• _The task_: Return each line that holds the word "Your".

Stored data entries
______

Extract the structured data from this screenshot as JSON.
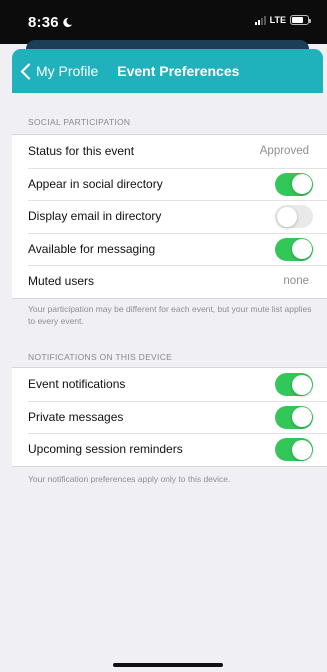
{
  "status_bar": {
    "time": "8:36",
    "network": "LTE",
    "battery_level": 0.7
  },
  "nav": {
    "back_label": "My Profile",
    "title": "Event Preferences"
  },
  "social": {
    "header": "SOCIAL PARTICIPATION",
    "rows": [
      {
        "label": "Status for this event",
        "value": "Approved"
      },
      {
        "label": "Appear in social directory",
        "toggle": true
      },
      {
        "label": "Display email in directory",
        "toggle": false
      },
      {
        "label": "Available for messaging",
        "toggle": true
      },
      {
        "label": "Muted users",
        "value": "none"
      }
    ],
    "footnote": "Your participation may be different for each event, but your mute list applies to every event."
  },
  "notifications": {
    "header": "NOTIFICATIONS ON THIS DEVICE",
    "rows": [
      {
        "label": "Event notifications",
        "toggle": true
      },
      {
        "label": "Private messages",
        "toggle": true
      },
      {
        "label": "Upcoming session reminders",
        "toggle": true
      }
    ],
    "footnote": "Your notification preferences apply only to this device."
  },
  "colors": {
    "accent": "#1fb2bd",
    "toggle_on": "#33c759",
    "toggle_off": "#e9e9eb"
  }
}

______

• _Answer to this task_:
    "footnote": "Your participation may be different for each event, but your mute list applies to every event."
    "footnote": "Your notification preferences apply only to this device."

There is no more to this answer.